**TASK OBJECTIVE:** Give the number of lines that include the word "event", and nothing else.
□ □ □ □ □ □ □
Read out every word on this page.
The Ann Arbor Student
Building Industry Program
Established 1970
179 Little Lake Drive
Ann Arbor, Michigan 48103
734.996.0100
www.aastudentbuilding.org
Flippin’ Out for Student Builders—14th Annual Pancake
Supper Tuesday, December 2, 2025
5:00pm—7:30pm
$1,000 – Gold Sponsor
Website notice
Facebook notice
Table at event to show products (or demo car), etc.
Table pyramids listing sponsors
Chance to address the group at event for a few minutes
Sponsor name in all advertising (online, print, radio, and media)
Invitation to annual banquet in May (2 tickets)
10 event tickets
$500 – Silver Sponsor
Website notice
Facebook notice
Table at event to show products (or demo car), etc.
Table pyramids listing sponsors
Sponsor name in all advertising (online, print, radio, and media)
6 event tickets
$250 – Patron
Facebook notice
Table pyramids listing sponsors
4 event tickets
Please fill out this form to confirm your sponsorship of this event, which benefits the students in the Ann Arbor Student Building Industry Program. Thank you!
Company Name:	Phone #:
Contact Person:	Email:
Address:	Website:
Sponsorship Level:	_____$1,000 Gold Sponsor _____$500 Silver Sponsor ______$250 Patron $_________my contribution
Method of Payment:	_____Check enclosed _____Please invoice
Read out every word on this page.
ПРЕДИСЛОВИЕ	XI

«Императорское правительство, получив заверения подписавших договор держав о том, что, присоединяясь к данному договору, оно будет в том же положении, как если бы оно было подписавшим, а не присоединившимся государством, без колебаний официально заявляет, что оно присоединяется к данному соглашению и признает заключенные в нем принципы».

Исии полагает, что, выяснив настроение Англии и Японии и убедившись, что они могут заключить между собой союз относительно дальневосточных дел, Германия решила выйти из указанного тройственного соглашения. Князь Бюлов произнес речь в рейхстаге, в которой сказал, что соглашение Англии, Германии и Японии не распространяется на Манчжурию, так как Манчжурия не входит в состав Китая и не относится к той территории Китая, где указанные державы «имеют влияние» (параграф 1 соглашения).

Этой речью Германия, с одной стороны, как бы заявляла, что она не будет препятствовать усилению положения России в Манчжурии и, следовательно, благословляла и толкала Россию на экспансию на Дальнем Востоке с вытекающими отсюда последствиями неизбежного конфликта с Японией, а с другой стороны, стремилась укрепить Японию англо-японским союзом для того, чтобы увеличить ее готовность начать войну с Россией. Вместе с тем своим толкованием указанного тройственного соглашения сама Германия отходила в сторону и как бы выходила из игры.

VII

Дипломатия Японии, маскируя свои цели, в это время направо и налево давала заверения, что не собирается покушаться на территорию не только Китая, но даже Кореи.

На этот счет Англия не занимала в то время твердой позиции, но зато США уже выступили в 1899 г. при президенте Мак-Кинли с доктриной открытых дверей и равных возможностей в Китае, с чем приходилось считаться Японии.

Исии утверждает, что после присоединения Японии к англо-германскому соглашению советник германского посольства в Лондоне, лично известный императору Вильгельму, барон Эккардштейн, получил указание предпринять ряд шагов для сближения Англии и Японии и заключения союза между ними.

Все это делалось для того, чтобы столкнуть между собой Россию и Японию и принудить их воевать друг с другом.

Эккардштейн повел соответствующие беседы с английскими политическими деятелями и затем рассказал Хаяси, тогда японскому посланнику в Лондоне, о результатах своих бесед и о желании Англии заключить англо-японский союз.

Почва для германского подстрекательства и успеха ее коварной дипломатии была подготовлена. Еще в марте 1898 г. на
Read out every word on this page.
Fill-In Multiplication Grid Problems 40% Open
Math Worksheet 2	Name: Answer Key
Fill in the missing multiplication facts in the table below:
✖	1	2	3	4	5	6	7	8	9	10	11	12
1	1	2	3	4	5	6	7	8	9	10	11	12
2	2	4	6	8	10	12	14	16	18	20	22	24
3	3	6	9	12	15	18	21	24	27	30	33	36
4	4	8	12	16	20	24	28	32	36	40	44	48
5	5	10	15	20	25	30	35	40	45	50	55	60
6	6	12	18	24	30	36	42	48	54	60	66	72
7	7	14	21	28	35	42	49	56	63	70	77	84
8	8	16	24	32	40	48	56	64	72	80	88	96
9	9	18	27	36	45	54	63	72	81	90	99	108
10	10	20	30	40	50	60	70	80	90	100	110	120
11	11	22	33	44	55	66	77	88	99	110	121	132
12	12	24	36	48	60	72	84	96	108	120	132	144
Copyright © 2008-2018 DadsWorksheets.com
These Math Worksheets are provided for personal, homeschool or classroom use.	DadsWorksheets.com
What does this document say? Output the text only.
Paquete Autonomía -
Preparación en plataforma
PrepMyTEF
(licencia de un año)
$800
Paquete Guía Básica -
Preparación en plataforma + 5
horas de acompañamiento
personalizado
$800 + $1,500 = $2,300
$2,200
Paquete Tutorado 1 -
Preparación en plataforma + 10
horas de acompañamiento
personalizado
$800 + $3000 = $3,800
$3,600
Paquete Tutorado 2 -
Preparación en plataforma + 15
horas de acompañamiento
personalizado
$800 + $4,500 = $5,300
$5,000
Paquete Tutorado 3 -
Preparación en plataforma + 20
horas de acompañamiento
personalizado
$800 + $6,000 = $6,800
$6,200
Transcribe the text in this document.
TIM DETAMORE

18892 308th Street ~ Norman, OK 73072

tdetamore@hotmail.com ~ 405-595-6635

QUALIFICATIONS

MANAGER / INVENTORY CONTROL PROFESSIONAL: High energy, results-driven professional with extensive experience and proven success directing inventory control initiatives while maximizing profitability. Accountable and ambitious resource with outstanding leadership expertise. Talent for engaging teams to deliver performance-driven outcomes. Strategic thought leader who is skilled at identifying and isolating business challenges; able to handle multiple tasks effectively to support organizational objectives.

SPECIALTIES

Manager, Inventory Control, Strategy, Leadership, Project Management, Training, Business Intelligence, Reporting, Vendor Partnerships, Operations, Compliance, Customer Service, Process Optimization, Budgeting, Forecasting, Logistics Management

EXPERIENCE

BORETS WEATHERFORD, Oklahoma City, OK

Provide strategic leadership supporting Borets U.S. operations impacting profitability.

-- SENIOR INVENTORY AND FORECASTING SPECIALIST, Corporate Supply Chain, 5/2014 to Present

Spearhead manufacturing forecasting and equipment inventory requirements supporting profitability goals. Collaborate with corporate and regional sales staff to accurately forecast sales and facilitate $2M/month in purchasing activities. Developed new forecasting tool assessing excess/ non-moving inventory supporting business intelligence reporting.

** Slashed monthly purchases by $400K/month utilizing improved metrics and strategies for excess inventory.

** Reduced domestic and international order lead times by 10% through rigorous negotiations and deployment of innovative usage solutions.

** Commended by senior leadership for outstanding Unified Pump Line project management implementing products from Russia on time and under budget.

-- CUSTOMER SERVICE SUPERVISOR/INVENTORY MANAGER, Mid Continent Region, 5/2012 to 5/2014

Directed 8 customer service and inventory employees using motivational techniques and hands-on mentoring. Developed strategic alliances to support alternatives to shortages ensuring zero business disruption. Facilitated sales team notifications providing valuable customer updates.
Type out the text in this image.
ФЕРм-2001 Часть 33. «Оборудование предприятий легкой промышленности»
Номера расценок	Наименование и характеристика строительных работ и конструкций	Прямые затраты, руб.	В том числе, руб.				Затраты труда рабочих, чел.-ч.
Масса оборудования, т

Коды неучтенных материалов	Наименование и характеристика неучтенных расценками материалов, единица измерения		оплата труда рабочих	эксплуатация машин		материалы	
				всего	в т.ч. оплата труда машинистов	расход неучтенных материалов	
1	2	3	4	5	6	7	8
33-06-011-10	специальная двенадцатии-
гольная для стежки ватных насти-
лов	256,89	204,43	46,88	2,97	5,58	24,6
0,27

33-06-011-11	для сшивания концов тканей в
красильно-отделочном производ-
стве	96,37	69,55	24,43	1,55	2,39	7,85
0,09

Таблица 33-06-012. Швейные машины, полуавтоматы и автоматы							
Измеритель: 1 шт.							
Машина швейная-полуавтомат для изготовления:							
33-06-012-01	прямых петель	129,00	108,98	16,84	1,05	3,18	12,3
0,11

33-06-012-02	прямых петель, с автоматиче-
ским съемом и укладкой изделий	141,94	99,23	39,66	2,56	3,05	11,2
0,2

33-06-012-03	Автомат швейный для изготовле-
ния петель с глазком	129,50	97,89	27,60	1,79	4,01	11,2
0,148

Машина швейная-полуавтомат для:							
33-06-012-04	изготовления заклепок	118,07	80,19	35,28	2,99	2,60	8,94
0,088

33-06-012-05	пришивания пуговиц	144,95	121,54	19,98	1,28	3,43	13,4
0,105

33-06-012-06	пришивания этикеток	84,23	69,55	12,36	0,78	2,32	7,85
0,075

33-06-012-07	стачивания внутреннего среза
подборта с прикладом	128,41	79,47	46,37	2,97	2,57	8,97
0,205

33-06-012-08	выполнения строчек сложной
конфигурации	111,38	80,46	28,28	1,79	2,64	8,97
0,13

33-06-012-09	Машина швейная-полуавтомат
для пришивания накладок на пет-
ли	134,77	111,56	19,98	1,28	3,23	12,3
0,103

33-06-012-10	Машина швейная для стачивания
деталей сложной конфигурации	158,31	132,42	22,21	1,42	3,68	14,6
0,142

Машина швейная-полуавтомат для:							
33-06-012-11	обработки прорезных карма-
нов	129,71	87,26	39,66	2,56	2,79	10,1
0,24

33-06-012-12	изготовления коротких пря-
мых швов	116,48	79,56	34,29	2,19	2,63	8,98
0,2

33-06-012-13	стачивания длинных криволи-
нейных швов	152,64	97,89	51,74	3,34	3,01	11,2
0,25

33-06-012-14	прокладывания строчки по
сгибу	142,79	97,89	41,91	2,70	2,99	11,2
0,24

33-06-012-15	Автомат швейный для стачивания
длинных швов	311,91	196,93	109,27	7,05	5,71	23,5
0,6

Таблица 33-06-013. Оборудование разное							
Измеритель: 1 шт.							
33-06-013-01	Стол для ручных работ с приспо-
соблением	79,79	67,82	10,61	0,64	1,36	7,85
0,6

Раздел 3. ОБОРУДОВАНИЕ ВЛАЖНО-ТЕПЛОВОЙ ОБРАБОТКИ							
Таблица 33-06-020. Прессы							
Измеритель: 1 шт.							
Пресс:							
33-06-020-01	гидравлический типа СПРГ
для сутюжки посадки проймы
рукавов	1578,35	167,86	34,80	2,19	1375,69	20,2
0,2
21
□ □ □ □ □ □ □
**FINISHED EXERCISE:** 7